Aim of the task: Output each entry verbatim and exclude every picture from it.

Records provided:
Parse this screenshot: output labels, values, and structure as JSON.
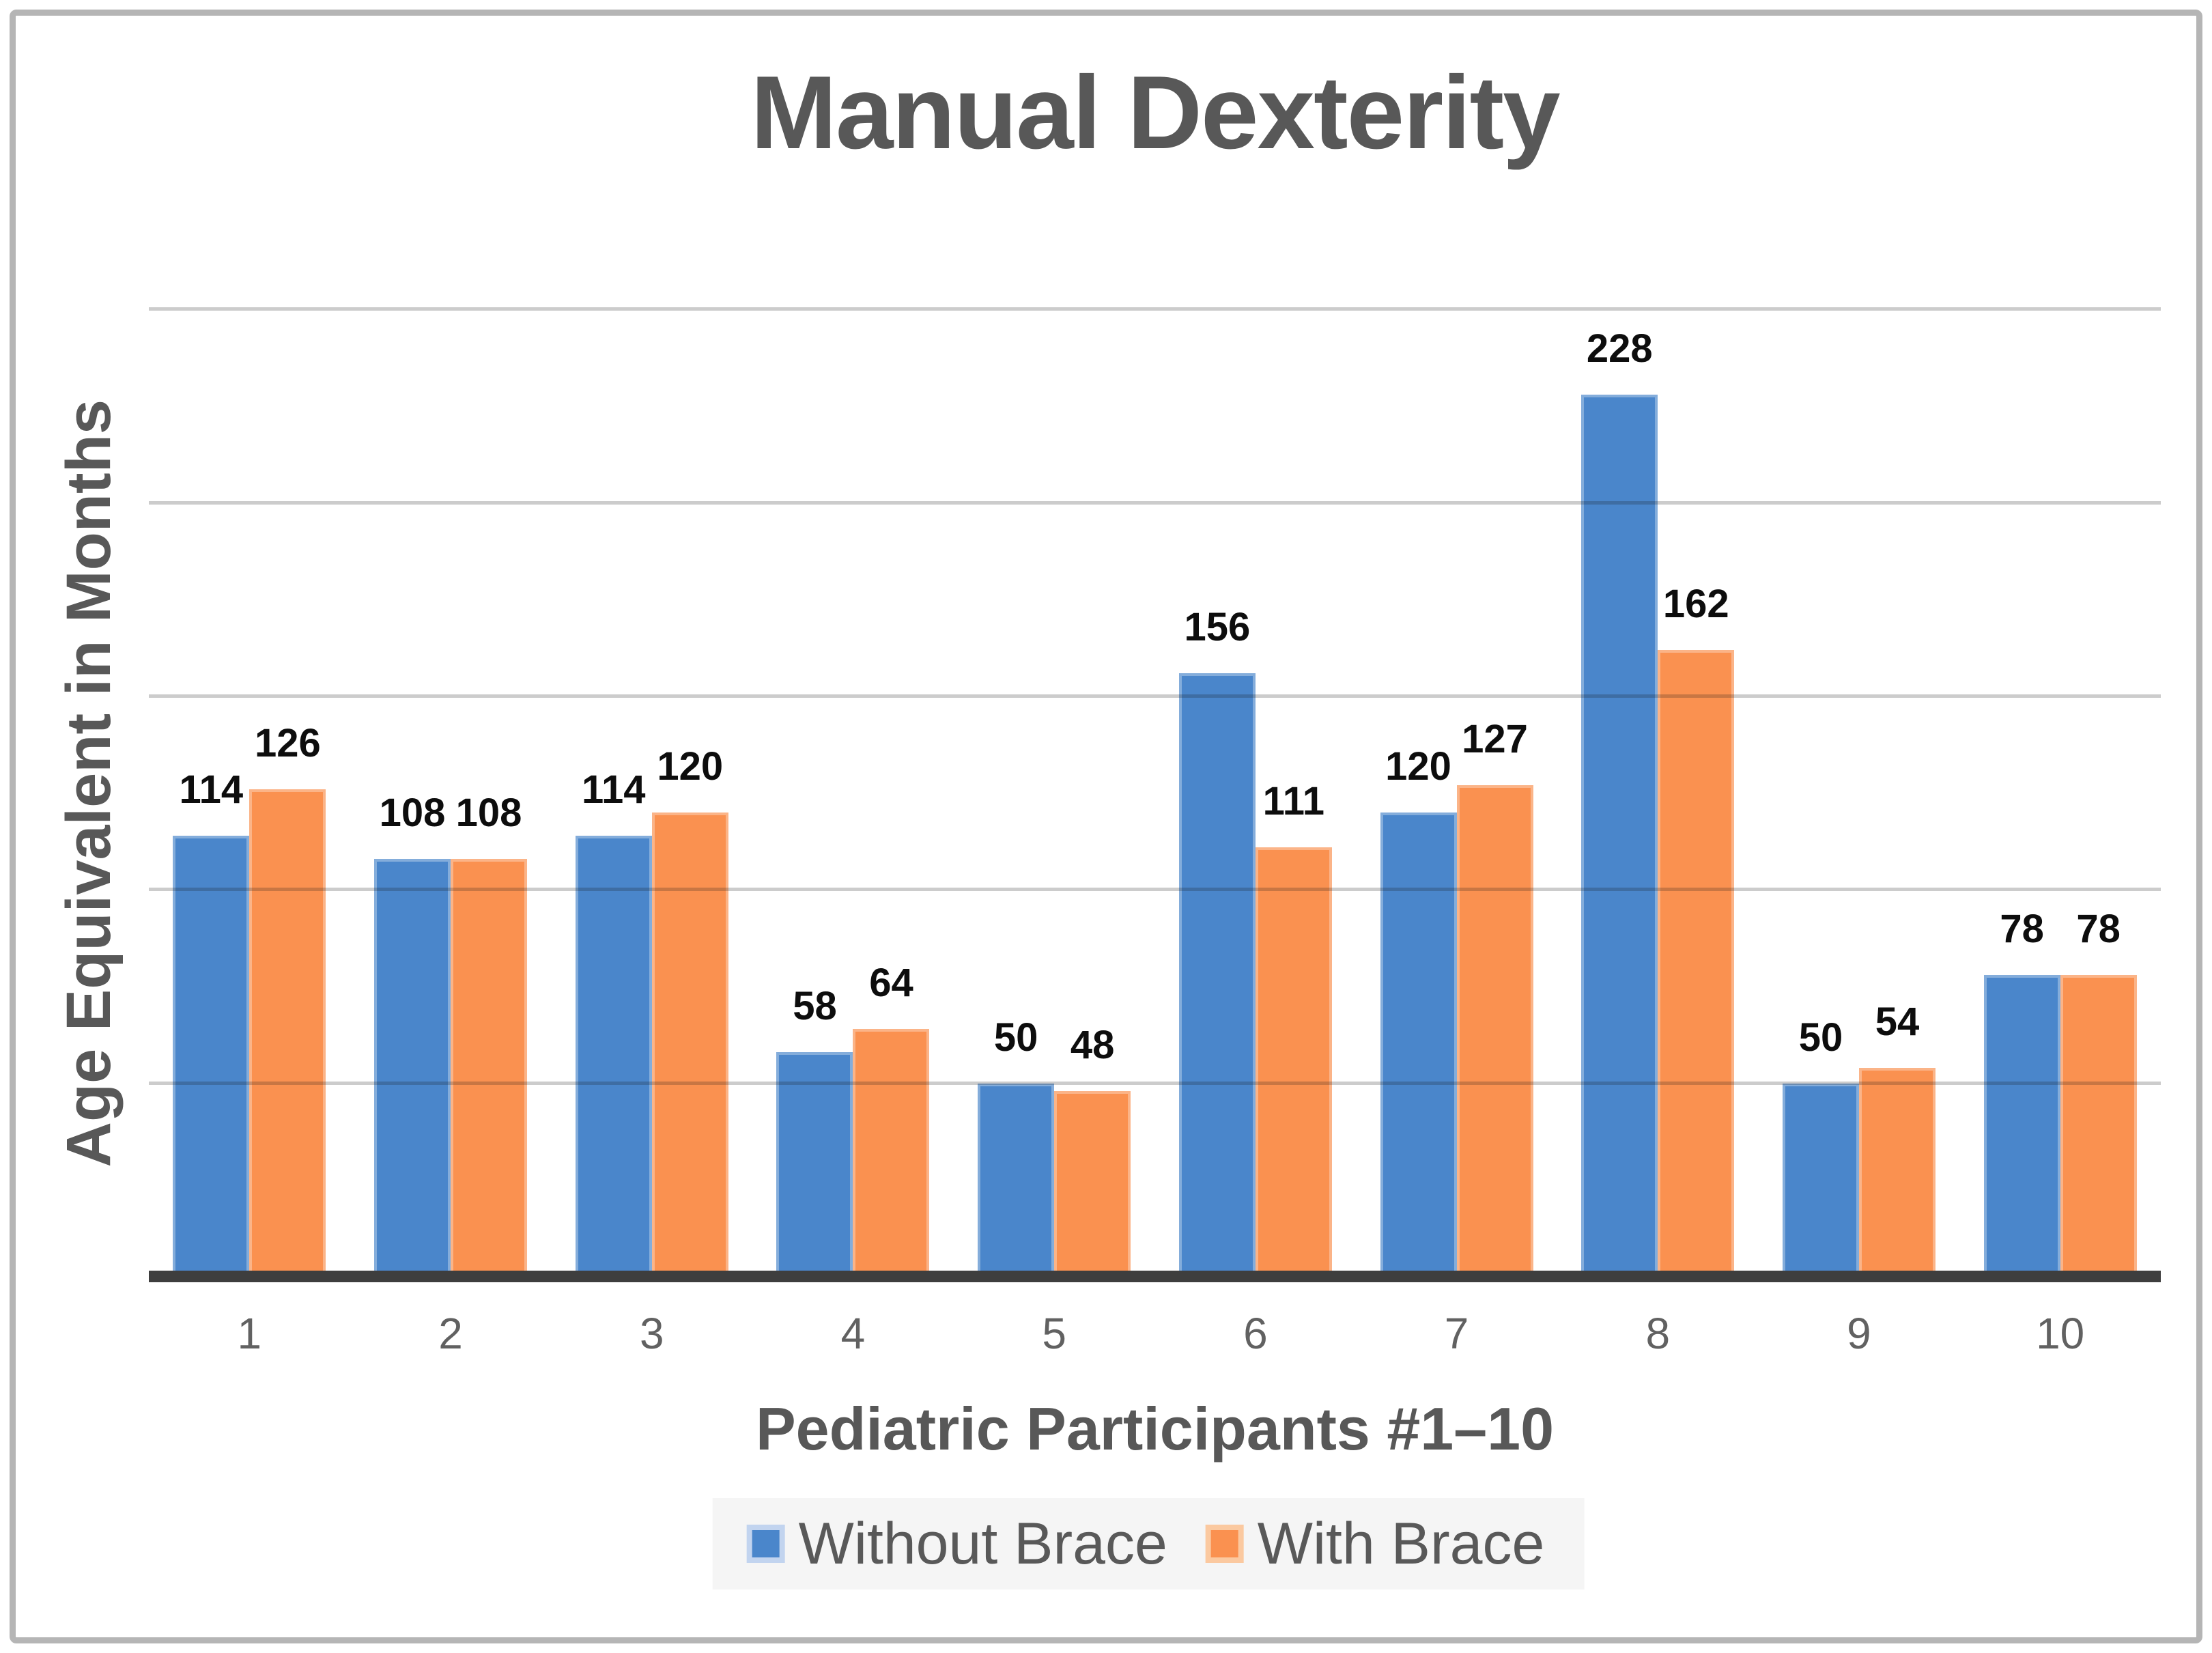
{
  "chart_data": {
    "type": "bar",
    "title": "Manual Dexterity",
    "xlabel": "Pediatric Participants #1–10",
    "ylabel": "Age Equivalent in Months",
    "categories": [
      "1",
      "2",
      "3",
      "4",
      "5",
      "6",
      "7",
      "8",
      "9",
      "10"
    ],
    "series": [
      {
        "name": "Without Brace",
        "color": "#4a86cb",
        "values": [
          114,
          108,
          114,
          58,
          50,
          156,
          120,
          228,
          50,
          78
        ]
      },
      {
        "name": "With Brace",
        "color": "#fa9150",
        "values": [
          126,
          108,
          120,
          64,
          48,
          111,
          127,
          162,
          54,
          78
        ]
      }
    ],
    "ylim": [
      0,
      255
    ],
    "gridline_step": 50,
    "grid": true,
    "y_tick_labels_visible": false,
    "data_labels": true,
    "legend_position": "bottom"
  }
}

Output for this task:
Parse this screenshot: output labels, values, and structure as JSON.
{
  "chart_data": {
    "type": "bar",
    "title": "Manual Dexterity",
    "xlabel": "Pediatric Participants #1–10",
    "ylabel": "Age Equivalent in Months",
    "categories": [
      "1",
      "2",
      "3",
      "4",
      "5",
      "6",
      "7",
      "8",
      "9",
      "10"
    ],
    "series": [
      {
        "name": "Without Brace",
        "color": "#4a86cb",
        "values": [
          114,
          108,
          114,
          58,
          50,
          156,
          120,
          228,
          50,
          78
        ]
      },
      {
        "name": "With Brace",
        "color": "#fa9150",
        "values": [
          126,
          108,
          120,
          64,
          48,
          111,
          127,
          162,
          54,
          78
        ]
      }
    ],
    "ylim": [
      0,
      255
    ],
    "gridline_step": 50,
    "grid": true,
    "y_tick_labels_visible": false,
    "data_labels": true,
    "legend_position": "bottom"
  }
}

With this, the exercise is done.